Which lines in the records below contain the word "awful"? Copy each of them.

[Collected data]
** START **

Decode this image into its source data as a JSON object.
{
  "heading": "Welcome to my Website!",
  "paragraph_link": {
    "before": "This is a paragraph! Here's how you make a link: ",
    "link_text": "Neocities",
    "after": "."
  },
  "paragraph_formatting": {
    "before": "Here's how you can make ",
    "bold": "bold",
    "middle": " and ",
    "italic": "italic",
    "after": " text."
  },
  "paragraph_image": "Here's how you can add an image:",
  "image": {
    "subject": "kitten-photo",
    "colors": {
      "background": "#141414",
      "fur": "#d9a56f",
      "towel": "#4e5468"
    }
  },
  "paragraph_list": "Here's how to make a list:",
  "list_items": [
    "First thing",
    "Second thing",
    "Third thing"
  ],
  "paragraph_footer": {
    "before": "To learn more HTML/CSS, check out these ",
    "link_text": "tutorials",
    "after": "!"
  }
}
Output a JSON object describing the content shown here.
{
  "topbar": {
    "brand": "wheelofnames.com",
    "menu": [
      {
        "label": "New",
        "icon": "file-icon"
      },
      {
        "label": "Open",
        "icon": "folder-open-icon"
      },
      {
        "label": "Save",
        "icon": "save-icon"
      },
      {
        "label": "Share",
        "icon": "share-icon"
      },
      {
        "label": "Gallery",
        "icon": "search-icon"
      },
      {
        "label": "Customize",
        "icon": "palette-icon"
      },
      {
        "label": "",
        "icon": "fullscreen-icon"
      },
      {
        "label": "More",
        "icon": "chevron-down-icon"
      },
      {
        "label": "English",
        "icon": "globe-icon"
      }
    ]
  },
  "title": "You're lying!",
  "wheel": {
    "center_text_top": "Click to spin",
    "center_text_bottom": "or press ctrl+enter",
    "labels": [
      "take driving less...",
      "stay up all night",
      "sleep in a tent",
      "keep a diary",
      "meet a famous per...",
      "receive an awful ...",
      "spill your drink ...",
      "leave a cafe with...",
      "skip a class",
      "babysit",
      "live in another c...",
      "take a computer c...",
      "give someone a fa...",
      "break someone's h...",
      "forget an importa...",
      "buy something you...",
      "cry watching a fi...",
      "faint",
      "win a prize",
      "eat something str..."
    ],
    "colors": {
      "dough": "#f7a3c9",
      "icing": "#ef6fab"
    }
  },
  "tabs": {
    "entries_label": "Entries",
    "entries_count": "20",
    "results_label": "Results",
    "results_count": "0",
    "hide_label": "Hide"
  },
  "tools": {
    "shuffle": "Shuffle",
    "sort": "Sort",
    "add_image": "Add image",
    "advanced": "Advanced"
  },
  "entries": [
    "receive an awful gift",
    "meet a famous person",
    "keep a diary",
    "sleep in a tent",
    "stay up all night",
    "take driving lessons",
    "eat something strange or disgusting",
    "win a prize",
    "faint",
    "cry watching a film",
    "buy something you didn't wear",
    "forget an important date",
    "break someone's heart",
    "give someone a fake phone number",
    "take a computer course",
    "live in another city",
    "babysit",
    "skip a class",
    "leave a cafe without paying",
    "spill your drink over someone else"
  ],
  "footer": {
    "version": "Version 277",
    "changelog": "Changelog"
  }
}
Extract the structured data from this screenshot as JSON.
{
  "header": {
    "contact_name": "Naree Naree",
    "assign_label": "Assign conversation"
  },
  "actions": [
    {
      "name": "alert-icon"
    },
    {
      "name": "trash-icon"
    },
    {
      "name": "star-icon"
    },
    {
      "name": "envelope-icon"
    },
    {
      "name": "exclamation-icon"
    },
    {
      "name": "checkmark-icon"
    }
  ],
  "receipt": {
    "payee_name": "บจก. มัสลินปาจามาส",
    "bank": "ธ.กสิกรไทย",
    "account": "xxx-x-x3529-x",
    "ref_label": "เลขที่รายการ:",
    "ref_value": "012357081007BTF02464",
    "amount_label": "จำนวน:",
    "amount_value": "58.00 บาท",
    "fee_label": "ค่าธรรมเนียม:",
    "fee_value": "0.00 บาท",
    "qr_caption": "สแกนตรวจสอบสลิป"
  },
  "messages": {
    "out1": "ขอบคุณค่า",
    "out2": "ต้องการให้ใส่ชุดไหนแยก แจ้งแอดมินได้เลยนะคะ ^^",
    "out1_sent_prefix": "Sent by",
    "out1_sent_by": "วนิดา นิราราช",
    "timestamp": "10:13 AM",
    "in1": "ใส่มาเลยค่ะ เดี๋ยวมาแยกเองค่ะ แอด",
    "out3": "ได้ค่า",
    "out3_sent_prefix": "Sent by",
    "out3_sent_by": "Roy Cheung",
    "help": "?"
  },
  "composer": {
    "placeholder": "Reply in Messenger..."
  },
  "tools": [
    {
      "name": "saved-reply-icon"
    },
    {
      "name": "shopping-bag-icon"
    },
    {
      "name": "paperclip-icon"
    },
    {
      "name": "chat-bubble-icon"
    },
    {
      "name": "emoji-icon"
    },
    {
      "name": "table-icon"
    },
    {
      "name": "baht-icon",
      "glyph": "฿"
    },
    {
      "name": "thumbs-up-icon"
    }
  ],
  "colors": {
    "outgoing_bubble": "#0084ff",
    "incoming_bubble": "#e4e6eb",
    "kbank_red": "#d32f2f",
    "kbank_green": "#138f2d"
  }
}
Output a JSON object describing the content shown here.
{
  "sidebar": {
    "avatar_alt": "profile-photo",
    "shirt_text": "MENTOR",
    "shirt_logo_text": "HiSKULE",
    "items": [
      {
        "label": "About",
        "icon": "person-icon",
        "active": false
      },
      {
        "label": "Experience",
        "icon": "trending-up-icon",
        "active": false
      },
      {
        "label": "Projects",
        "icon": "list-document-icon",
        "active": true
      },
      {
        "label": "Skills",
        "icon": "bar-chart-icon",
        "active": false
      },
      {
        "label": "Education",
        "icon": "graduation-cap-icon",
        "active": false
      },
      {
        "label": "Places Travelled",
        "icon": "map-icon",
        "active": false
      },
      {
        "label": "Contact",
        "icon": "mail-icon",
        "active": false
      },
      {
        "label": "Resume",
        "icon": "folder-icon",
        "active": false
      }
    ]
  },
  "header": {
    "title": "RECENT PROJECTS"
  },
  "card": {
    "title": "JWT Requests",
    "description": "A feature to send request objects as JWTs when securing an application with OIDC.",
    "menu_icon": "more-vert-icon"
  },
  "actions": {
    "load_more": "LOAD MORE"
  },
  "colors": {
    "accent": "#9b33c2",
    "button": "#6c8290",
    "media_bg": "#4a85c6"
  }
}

** END **

- [Response to the task]
      "receive an awful ...",
    "receive an awful gift",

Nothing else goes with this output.